**Provided data:**
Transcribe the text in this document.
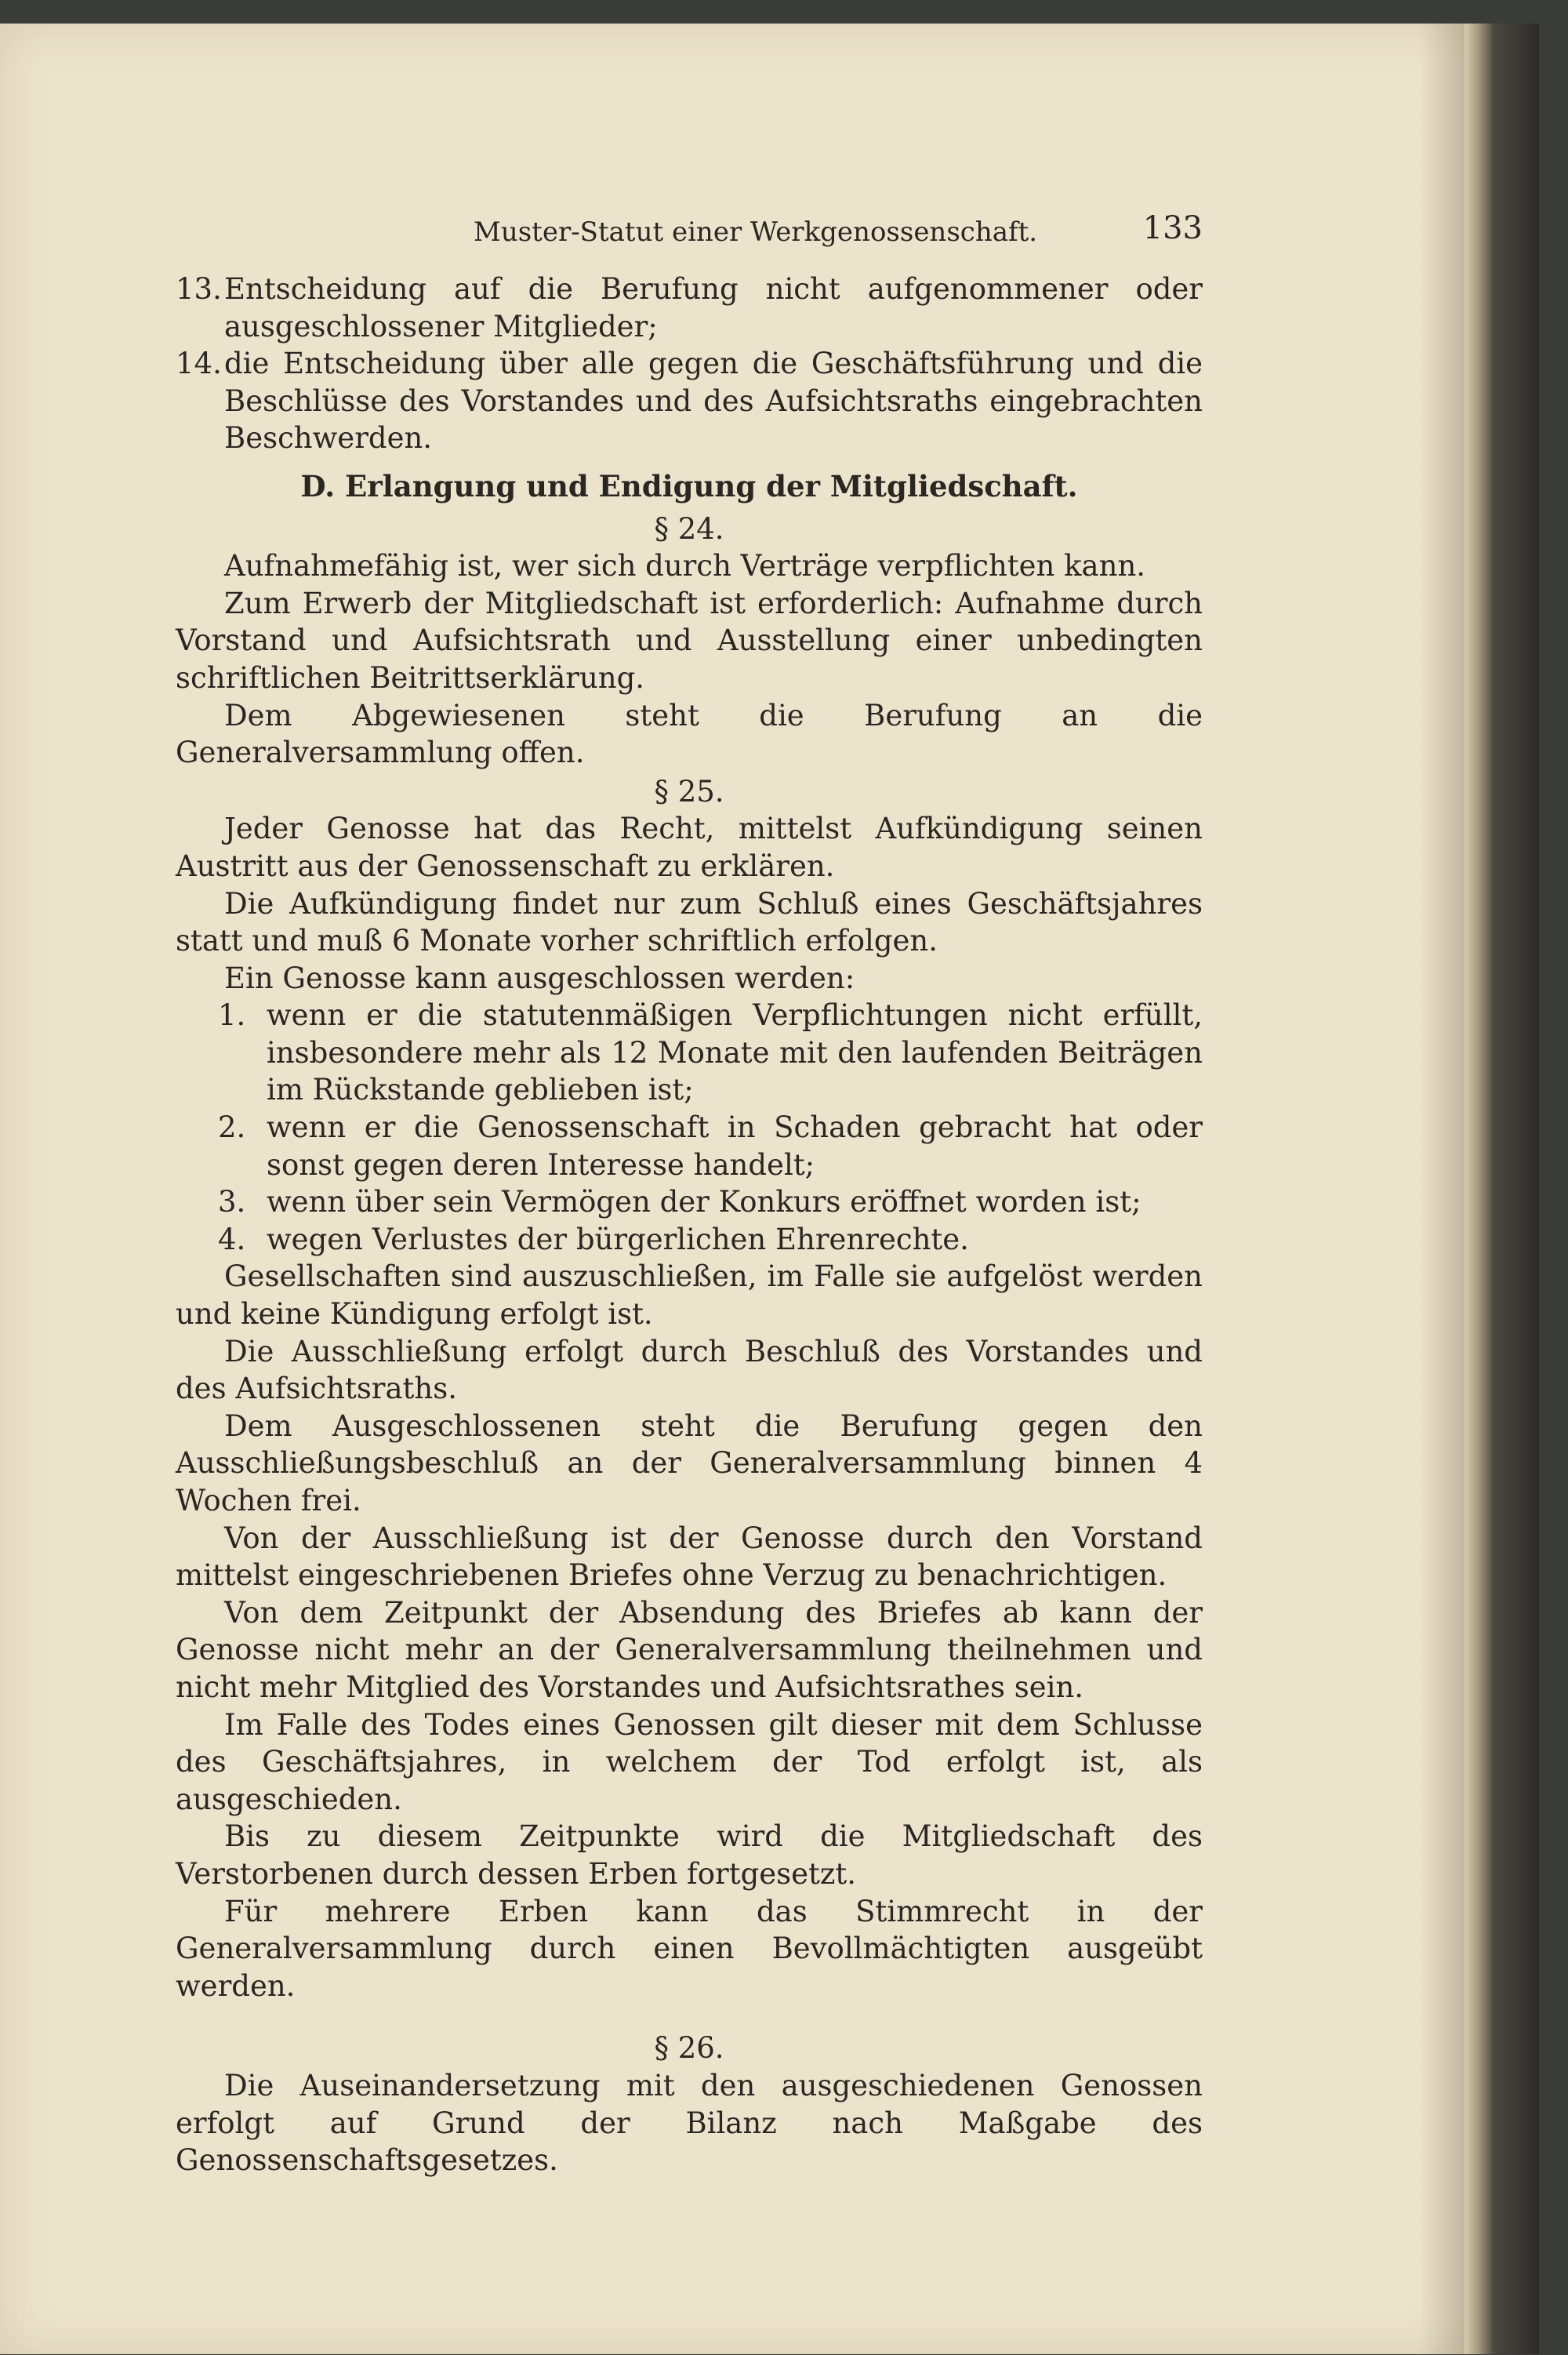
Muster-Statut einer Werkgenossenschaft.	133
13. Entscheidung auf die Berufung nicht aufgenommener oder ausgeschlossener Mitglieder;
14. die Entscheidung über alle gegen die Geschäftsführung und die Beschlüsse des Vorstandes und des Aufsichtsraths eingebrachten Beschwerden.

D. Erlangung und Endigung der Mitgliedschaft.

§ 24.

Aufnahmefähig ist, wer sich durch Verträge verpflichten kann.

Zum Erwerb der Mitgliedschaft ist erforderlich: Aufnahme durch Vorstand und Aufsichtsrath und Ausstellung einer unbedingten schriftlichen Beitrittserklärung.

Dem Abgewiesenen steht die Berufung an die Generalversammlung offen.

§ 25.

Jeder Genosse hat das Recht, mittelst Aufkündigung seinen Austritt aus der Genossenschaft zu erklären.

Die Aufkündigung findet nur zum Schluß eines Geschäftsjahres statt und muß 6 Monate vorher schriftlich erfolgen.

Ein Genosse kann ausgeschlossen werden:

1. wenn er die statutenmäßigen Verpflichtungen nicht erfüllt, insbesondere mehr als 12 Monate mit den laufenden Beiträgen im Rückstande geblieben ist;
2. wenn er die Genossenschaft in Schaden gebracht hat oder sonst gegen deren Interesse handelt;
3. wenn über sein Vermögen der Konkurs eröffnet worden ist;
4. wegen Verlustes der bürgerlichen Ehrenrechte.

Gesellschaften sind auszuschließen, im Falle sie aufgelöst werden und keine Kündigung erfolgt ist.

Die Ausschließung erfolgt durch Beschluß des Vorstandes und des Aufsichtsraths.

Dem Ausgeschlossenen steht die Berufung gegen den Ausschließungsbeschluß an der Generalversammlung binnen 4 Wochen frei.

Von der Ausschließung ist der Genosse durch den Vorstand mittelst eingeschriebenen Briefes ohne Verzug zu benachrichtigen.

Von dem Zeitpunkt der Absendung des Briefes ab kann der Genosse nicht mehr an der Generalversammlung theilnehmen und nicht mehr Mitglied des Vorstandes und Aufsichtsrathes sein.

Im Falle des Todes eines Genossen gilt dieser mit dem Schlusse des Geschäftsjahres, in welchem der Tod erfolgt ist, als ausgeschieden.

Bis zu diesem Zeitpunkte wird die Mitgliedschaft des Verstorbenen durch dessen Erben fortgesetzt.

Für mehrere Erben kann das Stimmrecht in der Generalversammlung durch einen Bevollmächtigten ausgeübt werden.

§ 26.

Die Auseinandersetzung mit den ausgeschiedenen Genossen erfolgt auf Grund der Bilanz nach Maßgabe des Genossenschaftsgesetzes.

**Try it:** For each line in the data above that contains the string "oder", extract the line.

**Result of this task:**
13. Entscheidung auf die Berufung nicht aufgenommener oder ausgeschlossener Mitglieder;
2. wenn er die Genossenschaft in Schaden gebracht hat oder sonst gegen deren Interesse handelt;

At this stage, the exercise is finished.